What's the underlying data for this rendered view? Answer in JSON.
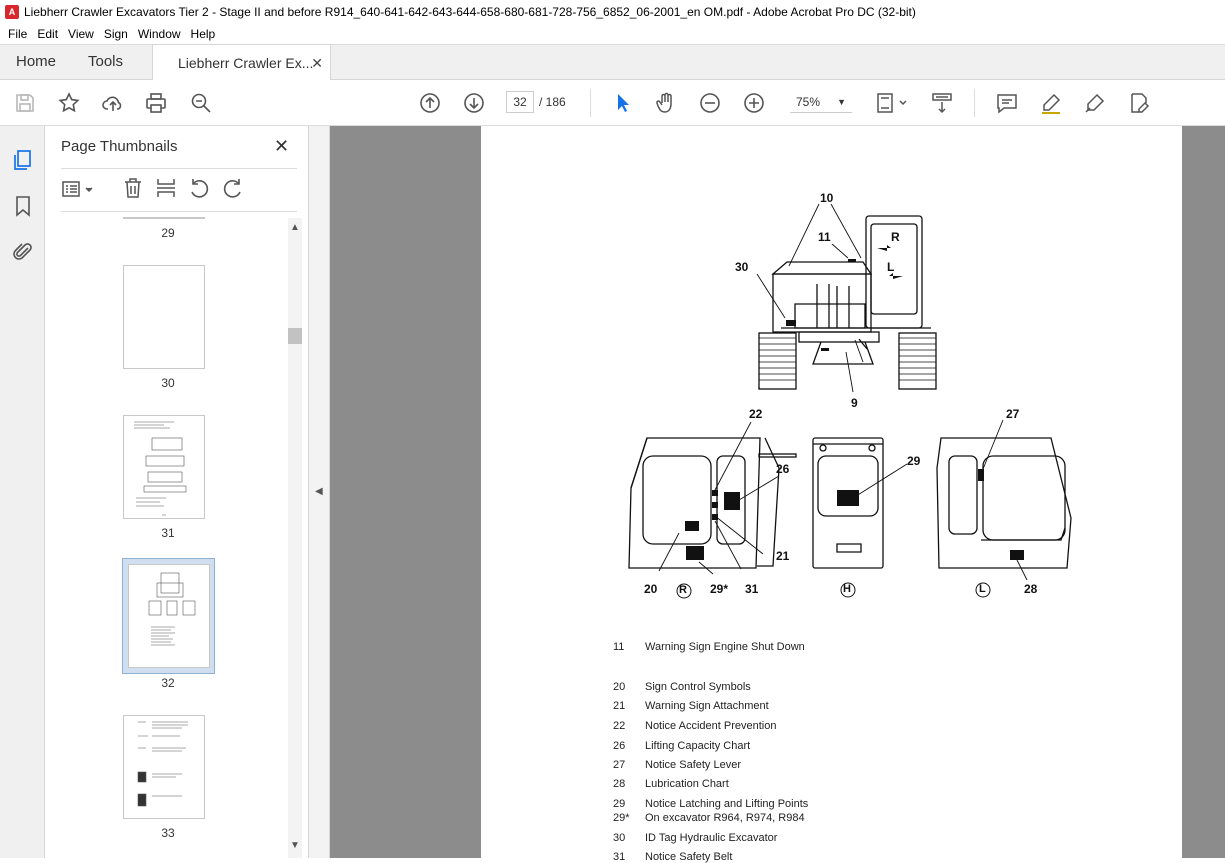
{
  "window": {
    "title": "Liebherr Crawler Excavators Tier 2 - Stage II and before  R914_640-641-642-643-644-658-680-681-728-756_6852_06-2001_en OM.pdf - Adobe Acrobat Pro DC (32-bit)"
  },
  "menu": [
    "File",
    "Edit",
    "View",
    "Sign",
    "Window",
    "Help"
  ],
  "tabs": {
    "home": "Home",
    "tools": "Tools",
    "document": "Liebherr Crawler Ex..."
  },
  "toolbar": {
    "current_page": "32",
    "page_total": "/  186",
    "zoom": "75%"
  },
  "thumbnails": {
    "title": "Page Thumbnails",
    "pages": [
      "29",
      "30",
      "31",
      "32",
      "33"
    ],
    "selected": "32"
  },
  "diagram": {
    "labels_top": [
      "10",
      "11",
      "30",
      "9"
    ],
    "labels_bottom": [
      "22",
      "26",
      "21",
      "20",
      "29*",
      "31",
      "29",
      "27",
      "28"
    ],
    "view_marks": [
      "R",
      "H",
      "L"
    ],
    "cab_marks": [
      "R",
      "L"
    ]
  },
  "legend": [
    {
      "num": "11",
      "text": "Warning Sign Engine Shut Down"
    },
    {
      "num": "20",
      "text": "Sign Control Symbols"
    },
    {
      "num": "21",
      "text": "Warning Sign Attachment"
    },
    {
      "num": "22",
      "text": "Notice Accident Prevention"
    },
    {
      "num": "26",
      "text": "Lifting Capacity Chart"
    },
    {
      "num": "27",
      "text": "Notice Safety Lever"
    },
    {
      "num": "28",
      "text": "Lubrication Chart"
    },
    {
      "num": "29",
      "text": "Notice Latching and Lifting Points"
    },
    {
      "num": "29*",
      "text": "On excavator R964, R974, R984"
    },
    {
      "num": "30",
      "text": "ID Tag Hydraulic Excavator"
    },
    {
      "num": "31",
      "text": "Notice Safety Belt"
    }
  ],
  "colors": {
    "accent": "#1473e6",
    "doc_bg": "#8c8c8c",
    "selected_thumb": "#d0dff0"
  }
}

### TASK TO COMPLETE
Each line that contains the string "Sign" counts once; report how many such lines the entries have, giving only the number.

### SOLUTION
4